(WHAT TO WORK ON): In the records below, find each line containing the word "name" and copy it.

(PROVIDED DATA):
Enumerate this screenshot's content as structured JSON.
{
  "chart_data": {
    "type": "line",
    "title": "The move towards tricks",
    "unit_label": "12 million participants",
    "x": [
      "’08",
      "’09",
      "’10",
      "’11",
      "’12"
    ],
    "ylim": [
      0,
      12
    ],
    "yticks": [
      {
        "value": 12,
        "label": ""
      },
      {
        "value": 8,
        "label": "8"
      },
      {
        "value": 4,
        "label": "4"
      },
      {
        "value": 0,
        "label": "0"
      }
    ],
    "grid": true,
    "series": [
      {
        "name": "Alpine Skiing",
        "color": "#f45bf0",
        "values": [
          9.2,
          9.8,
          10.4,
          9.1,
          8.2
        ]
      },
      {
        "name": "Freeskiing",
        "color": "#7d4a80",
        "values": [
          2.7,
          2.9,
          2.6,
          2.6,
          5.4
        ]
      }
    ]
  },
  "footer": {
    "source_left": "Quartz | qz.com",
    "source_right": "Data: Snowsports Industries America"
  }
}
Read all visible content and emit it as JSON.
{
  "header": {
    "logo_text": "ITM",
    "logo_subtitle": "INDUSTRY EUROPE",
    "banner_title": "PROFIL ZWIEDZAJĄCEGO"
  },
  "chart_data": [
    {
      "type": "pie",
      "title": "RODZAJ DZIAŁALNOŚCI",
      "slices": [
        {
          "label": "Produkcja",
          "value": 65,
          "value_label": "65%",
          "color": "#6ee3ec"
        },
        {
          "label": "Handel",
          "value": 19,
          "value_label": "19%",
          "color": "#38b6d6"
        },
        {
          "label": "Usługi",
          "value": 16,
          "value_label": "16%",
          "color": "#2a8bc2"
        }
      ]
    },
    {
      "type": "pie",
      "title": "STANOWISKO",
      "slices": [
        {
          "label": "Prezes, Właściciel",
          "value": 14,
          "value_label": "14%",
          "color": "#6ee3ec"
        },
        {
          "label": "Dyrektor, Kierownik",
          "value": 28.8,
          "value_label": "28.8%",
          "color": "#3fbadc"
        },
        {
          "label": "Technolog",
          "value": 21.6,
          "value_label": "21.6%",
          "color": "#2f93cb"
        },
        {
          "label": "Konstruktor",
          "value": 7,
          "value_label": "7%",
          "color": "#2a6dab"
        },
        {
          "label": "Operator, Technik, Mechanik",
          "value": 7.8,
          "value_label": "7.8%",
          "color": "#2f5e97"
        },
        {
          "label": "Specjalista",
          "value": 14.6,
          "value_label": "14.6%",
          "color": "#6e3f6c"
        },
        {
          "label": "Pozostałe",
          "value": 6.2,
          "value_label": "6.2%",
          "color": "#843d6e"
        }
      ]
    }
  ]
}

(THE RESULT):
        "name": "Alpine Skiing",
        "name": "Freeskiing",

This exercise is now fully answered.